Task brief:
Exclude the pictures and reproduce the remaining data exactly as written.

[Structured figure records]

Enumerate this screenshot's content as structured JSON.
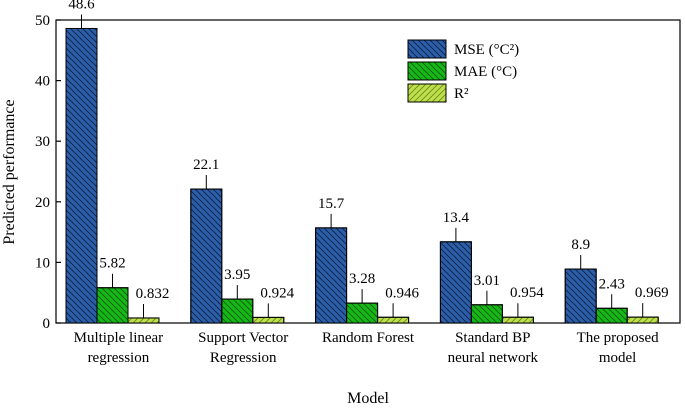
{
  "chart_data": {
    "type": "bar",
    "title": "",
    "xlabel": "Model",
    "ylabel": "Predicted performance",
    "ylim": [
      0,
      50
    ],
    "yticks": [
      "0",
      "10",
      "20",
      "30",
      "40",
      "50"
    ],
    "categories": [
      [
        "Multiple linear",
        "regression"
      ],
      [
        "Support Vector",
        "Regression"
      ],
      [
        "Random Forest"
      ],
      [
        "Standard BP",
        "neural network"
      ],
      [
        "The proposed",
        "model"
      ]
    ],
    "series": [
      {
        "name": "MSE (°C²)",
        "values": [
          48.6,
          22.1,
          15.7,
          13.4,
          8.9
        ],
        "labels": [
          "48.6",
          "22.1",
          "15.7",
          "13.4",
          "8.9"
        ],
        "color": "#2c5fa8",
        "hatch": "back"
      },
      {
        "name": "MAE (°C)",
        "values": [
          5.82,
          3.95,
          3.28,
          3.01,
          2.43
        ],
        "labels": [
          "5.82",
          "3.95",
          "3.28",
          "3.01",
          "2.43"
        ],
        "color": "#16b816",
        "hatch": "back"
      },
      {
        "name": "R²",
        "values": [
          0.832,
          0.924,
          0.946,
          0.954,
          0.969
        ],
        "labels": [
          "0.832",
          "0.924",
          "0.946",
          "0.954",
          "0.969"
        ],
        "color": "#bde04a",
        "hatch": "fwd"
      }
    ],
    "legend_position": "top-right"
  }
}
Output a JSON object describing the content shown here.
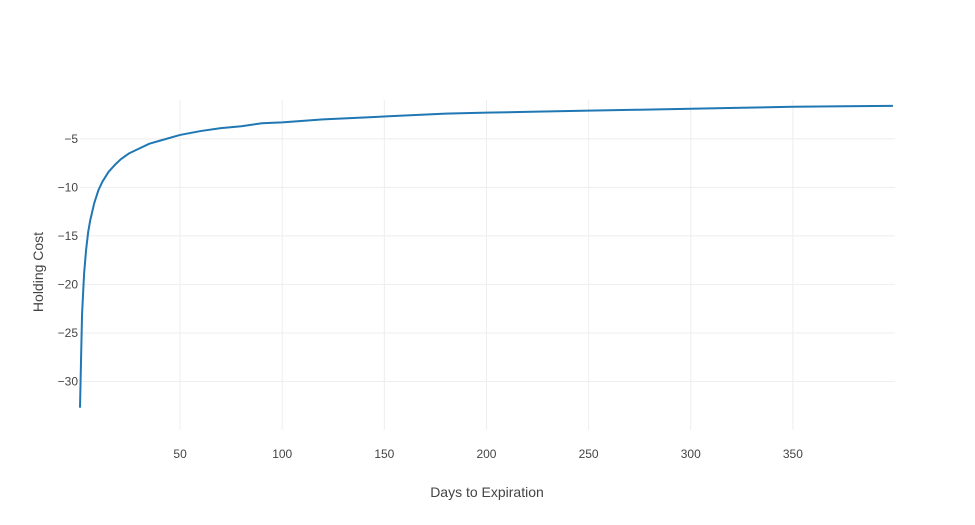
{
  "chart_data": {
    "type": "line",
    "title": "",
    "xlabel": "Days to Expiration",
    "ylabel": "Holding Cost",
    "xlim": [
      1,
      400
    ],
    "ylim": [
      -35,
      -1
    ],
    "xticks": [
      50,
      100,
      150,
      200,
      250,
      300,
      350
    ],
    "yticks": [
      -5,
      -10,
      -15,
      -20,
      -25,
      -30
    ],
    "grid": true,
    "legend": "none",
    "colors": {
      "line": "#1f77b4",
      "grid": "#eeeeee",
      "text": "#444444"
    },
    "series": [
      {
        "x": [
          1,
          2,
          3,
          4,
          5,
          6,
          8,
          10,
          12,
          15,
          18,
          21,
          25,
          30,
          35,
          40,
          50,
          60,
          70,
          80,
          90,
          100,
          120,
          140,
          160,
          180,
          200,
          225,
          250,
          275,
          300,
          325,
          350,
          375,
          399
        ],
        "y": [
          -32.7,
          -23.1,
          -18.9,
          -16.4,
          -14.6,
          -13.4,
          -11.6,
          -10.3,
          -9.4,
          -8.4,
          -7.7,
          -7.1,
          -6.5,
          -6.0,
          -5.5,
          -5.2,
          -4.6,
          -4.2,
          -3.9,
          -3.7,
          -3.4,
          -3.3,
          -3.0,
          -2.8,
          -2.6,
          -2.4,
          -2.3,
          -2.2,
          -2.1,
          -2.0,
          -1.9,
          -1.8,
          -1.7,
          -1.65,
          -1.6
        ]
      }
    ]
  }
}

In response:
Enumerate this screenshot's content as structured JSON.
{
  "chart_data": {
    "type": "bar",
    "title": "",
    "xlabel": "Model",
    "ylabel": "Predicted performance",
    "ylim": [
      0,
      50
    ],
    "yticks": [
      "0",
      "10",
      "20",
      "30",
      "40",
      "50"
    ],
    "categories": [
      [
        "Multiple linear",
        "regression"
      ],
      [
        "Support Vector",
        "Regression"
      ],
      [
        "Random Forest"
      ],
      [
        "Standard BP",
        "neural network"
      ],
      [
        "The proposed",
        "model"
      ]
    ],
    "series": [
      {
        "name": "MSE (°C²)",
        "values": [
          48.6,
          22.1,
          15.7,
          13.4,
          8.9
        ],
        "labels": [
          "48.6",
          "22.1",
          "15.7",
          "13.4",
          "8.9"
        ],
        "color": "#2c5fa8",
        "hatch": "back"
      },
      {
        "name": "MAE (°C)",
        "values": [
          5.82,
          3.95,
          3.28,
          3.01,
          2.43
        ],
        "labels": [
          "5.82",
          "3.95",
          "3.28",
          "3.01",
          "2.43"
        ],
        "color": "#16b816",
        "hatch": "back"
      },
      {
        "name": "R²",
        "values": [
          0.832,
          0.924,
          0.946,
          0.954,
          0.969
        ],
        "labels": [
          "0.832",
          "0.924",
          "0.946",
          "0.954",
          "0.969"
        ],
        "color": "#bde04a",
        "hatch": "fwd"
      }
    ],
    "legend_position": "top-right"
  }
}
Output a JSON object describing the content shown here.
{
  "chart_data": {
    "type": "line",
    "title": "",
    "xlabel": "Days to Expiration",
    "ylabel": "Holding Cost",
    "xlim": [
      1,
      400
    ],
    "ylim": [
      -35,
      -1
    ],
    "xticks": [
      50,
      100,
      150,
      200,
      250,
      300,
      350
    ],
    "yticks": [
      -5,
      -10,
      -15,
      -20,
      -25,
      -30
    ],
    "grid": true,
    "legend": "none",
    "colors": {
      "line": "#1f77b4",
      "grid": "#eeeeee",
      "text": "#444444"
    },
    "series": [
      {
        "x": [
          1,
          2,
          3,
          4,
          5,
          6,
          8,
          10,
          12,
          15,
          18,
          21,
          25,
          30,
          35,
          40,
          50,
          60,
          70,
          80,
          90,
          100,
          120,
          140,
          160,
          180,
          200,
          225,
          250,
          275,
          300,
          325,
          350,
          375,
          399
        ],
        "y": [
          -32.7,
          -23.1,
          -18.9,
          -16.4,
          -14.6,
          -13.4,
          -11.6,
          -10.3,
          -9.4,
          -8.4,
          -7.7,
          -7.1,
          -6.5,
          -6.0,
          -5.5,
          -5.2,
          -4.6,
          -4.2,
          -3.9,
          -3.7,
          -3.4,
          -3.3,
          -3.0,
          -2.8,
          -2.6,
          -2.4,
          -2.3,
          -2.2,
          -2.1,
          -2.0,
          -1.9,
          -1.8,
          -1.7,
          -1.65,
          -1.6
        ]
      }
    ]
  }
}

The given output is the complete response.